_Your objective_
Go through the listing and copy each line with the string "Frequenta".

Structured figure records
========================================
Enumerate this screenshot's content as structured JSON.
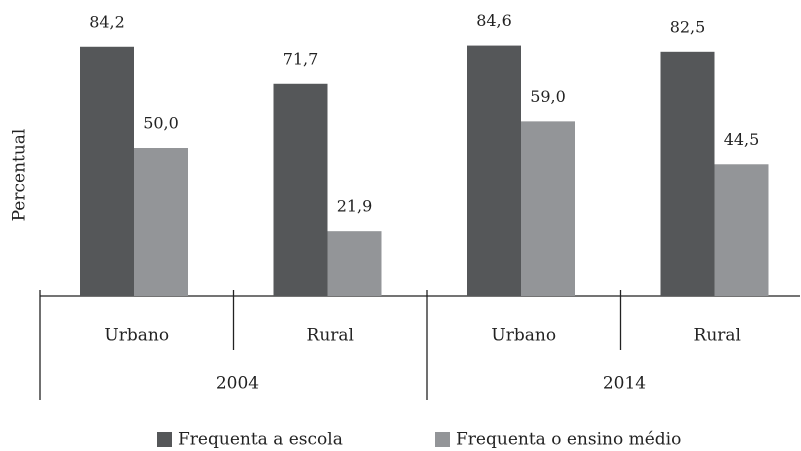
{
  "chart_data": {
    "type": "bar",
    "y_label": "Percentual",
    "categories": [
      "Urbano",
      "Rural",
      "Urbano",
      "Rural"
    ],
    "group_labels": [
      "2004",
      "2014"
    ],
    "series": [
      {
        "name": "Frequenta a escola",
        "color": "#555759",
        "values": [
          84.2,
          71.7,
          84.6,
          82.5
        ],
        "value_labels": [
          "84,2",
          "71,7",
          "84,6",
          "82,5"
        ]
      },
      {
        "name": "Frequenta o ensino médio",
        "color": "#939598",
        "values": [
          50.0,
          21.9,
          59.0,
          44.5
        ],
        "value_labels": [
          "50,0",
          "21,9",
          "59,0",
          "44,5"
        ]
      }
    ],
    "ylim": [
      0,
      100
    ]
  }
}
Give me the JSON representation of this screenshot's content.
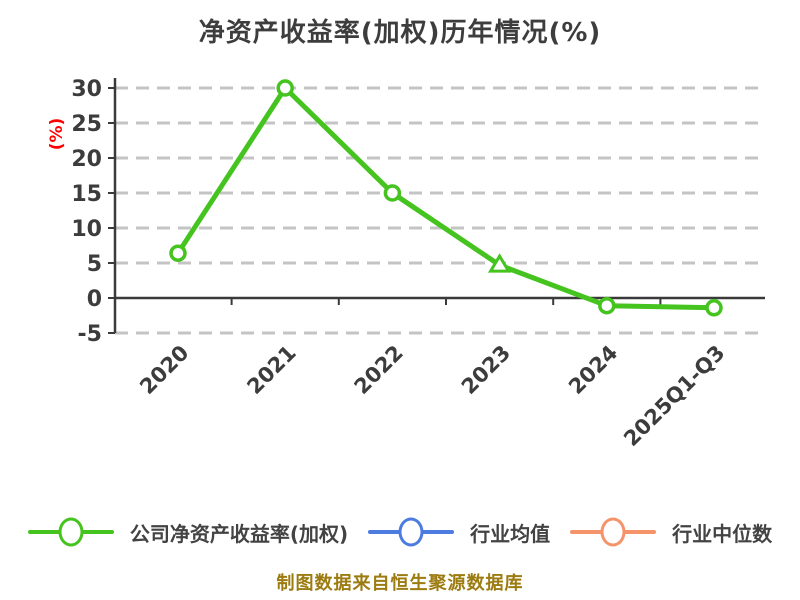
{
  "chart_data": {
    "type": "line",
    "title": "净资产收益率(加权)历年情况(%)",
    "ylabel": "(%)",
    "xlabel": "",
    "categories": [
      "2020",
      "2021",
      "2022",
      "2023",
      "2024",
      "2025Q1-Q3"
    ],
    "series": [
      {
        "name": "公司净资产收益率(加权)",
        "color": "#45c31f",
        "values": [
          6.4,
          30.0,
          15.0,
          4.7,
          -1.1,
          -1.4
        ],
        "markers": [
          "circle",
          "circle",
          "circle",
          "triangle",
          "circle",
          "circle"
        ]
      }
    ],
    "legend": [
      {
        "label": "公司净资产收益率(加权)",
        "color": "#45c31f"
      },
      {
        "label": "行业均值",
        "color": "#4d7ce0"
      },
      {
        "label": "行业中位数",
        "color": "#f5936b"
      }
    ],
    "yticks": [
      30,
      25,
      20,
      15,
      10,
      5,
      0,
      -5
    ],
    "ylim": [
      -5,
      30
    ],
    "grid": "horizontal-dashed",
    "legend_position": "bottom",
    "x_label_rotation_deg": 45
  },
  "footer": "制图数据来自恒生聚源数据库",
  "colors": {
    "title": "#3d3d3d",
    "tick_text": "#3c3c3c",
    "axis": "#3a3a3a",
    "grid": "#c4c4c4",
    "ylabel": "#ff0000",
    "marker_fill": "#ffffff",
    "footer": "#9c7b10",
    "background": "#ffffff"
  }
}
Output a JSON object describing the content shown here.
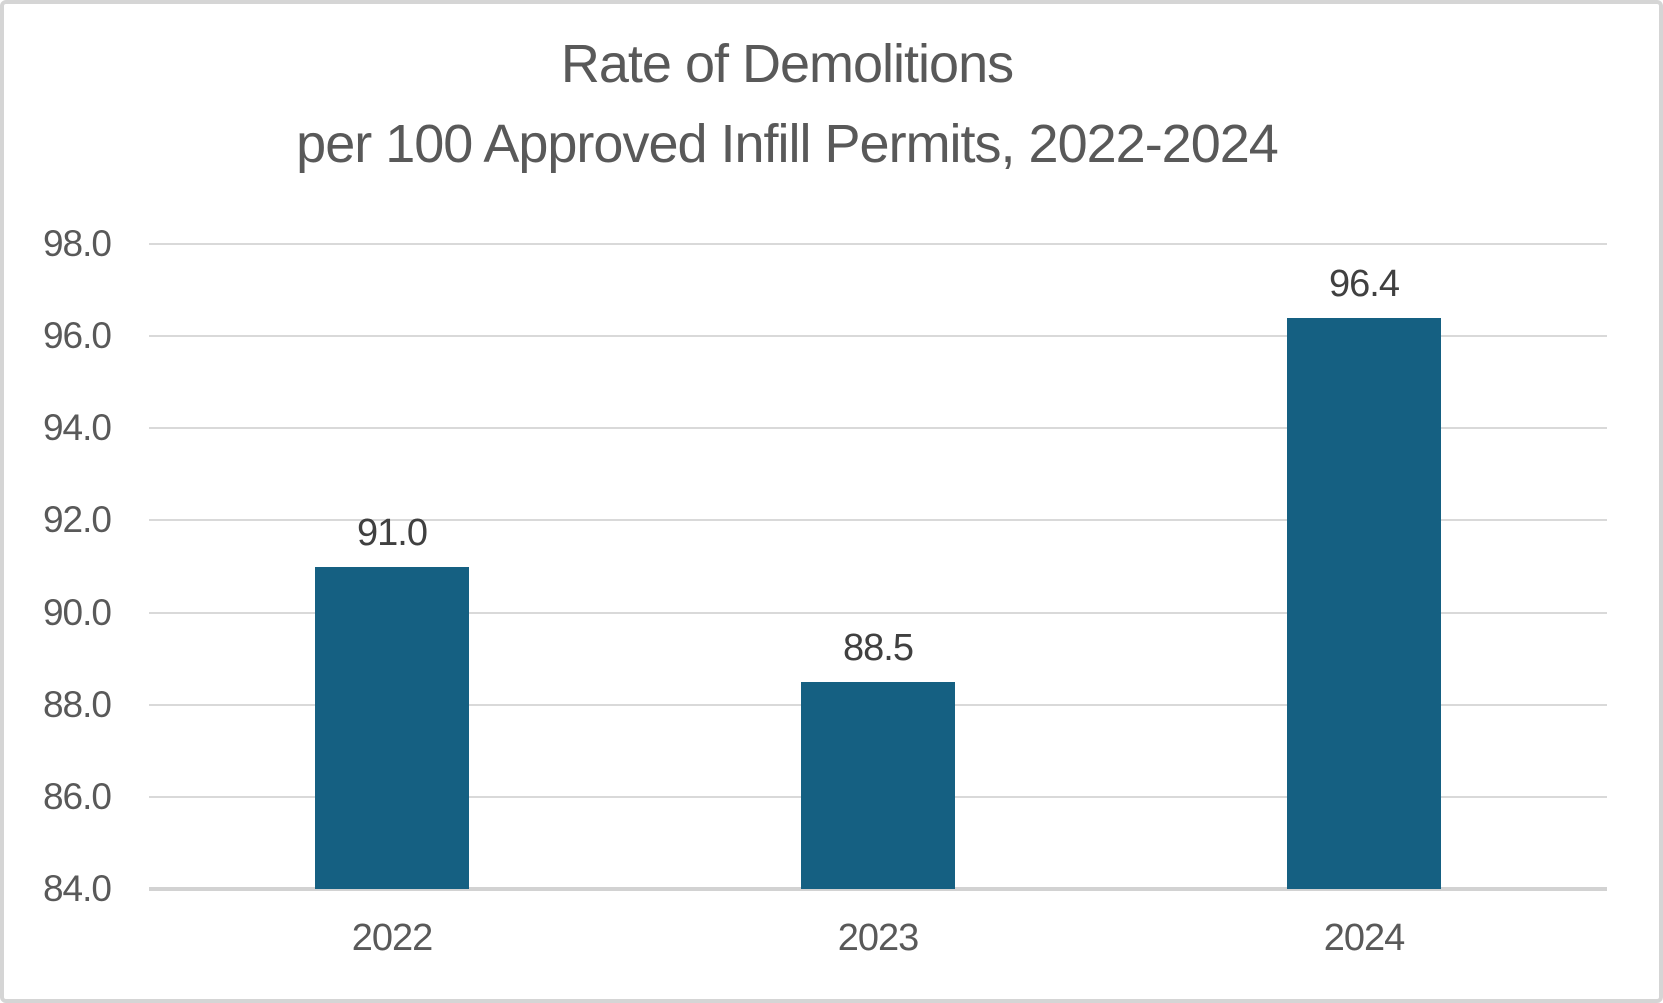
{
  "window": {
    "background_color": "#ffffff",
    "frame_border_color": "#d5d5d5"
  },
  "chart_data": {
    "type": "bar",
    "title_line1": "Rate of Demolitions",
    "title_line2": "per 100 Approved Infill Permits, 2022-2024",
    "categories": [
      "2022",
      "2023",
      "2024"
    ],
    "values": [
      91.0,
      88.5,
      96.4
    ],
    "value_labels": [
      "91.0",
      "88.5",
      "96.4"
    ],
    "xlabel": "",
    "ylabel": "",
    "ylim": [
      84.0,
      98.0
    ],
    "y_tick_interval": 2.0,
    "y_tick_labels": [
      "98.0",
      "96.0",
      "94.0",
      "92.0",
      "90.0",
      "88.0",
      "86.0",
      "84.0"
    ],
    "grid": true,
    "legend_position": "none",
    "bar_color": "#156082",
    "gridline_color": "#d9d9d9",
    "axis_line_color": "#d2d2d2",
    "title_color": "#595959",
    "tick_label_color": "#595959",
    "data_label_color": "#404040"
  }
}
========================================
_Response for this exercise_
        "name": "Frequenta a escola",
        "name": "Frequenta o ensino médio",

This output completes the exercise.